### REQUIREMENT
Write out all the data again, exactly as it stands.

[Some records]
┏━━
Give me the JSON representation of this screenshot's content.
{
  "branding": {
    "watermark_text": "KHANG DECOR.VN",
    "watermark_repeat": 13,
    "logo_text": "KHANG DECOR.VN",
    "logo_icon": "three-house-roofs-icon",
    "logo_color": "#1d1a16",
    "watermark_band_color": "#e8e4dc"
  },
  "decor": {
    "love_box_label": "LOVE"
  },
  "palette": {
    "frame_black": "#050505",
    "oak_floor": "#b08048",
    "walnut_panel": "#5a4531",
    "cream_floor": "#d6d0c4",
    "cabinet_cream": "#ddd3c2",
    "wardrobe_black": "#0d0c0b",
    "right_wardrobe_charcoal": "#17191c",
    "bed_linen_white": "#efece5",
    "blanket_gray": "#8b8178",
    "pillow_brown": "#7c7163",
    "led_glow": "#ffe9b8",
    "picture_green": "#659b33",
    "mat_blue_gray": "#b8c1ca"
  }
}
┗━━
### OUTPUT FOR THIS TASK
Give me the JSON representation of this screenshot's content.
{
  "branding": {
    "watermark_text": "KHANG DECOR.VN",
    "watermark_repeat": 13,
    "logo_text": "KHANG DECOR.VN",
    "logo_icon": "three-house-roofs-icon",
    "logo_color": "#1d1a16",
    "watermark_band_color": "#e8e4dc"
  },
  "decor": {
    "love_box_label": "LOVE"
  },
  "palette": {
    "frame_black": "#050505",
    "oak_floor": "#b08048",
    "walnut_panel": "#5a4531",
    "cream_floor": "#d6d0c4",
    "cabinet_cream": "#ddd3c2",
    "wardrobe_black": "#0d0c0b",
    "right_wardrobe_charcoal": "#17191c",
    "bed_linen_white": "#efece5",
    "blanket_gray": "#8b8178",
    "pillow_brown": "#7c7163",
    "led_glow": "#ffe9b8",
    "picture_green": "#659b33",
    "mat_blue_gray": "#b8c1ca"
  }
}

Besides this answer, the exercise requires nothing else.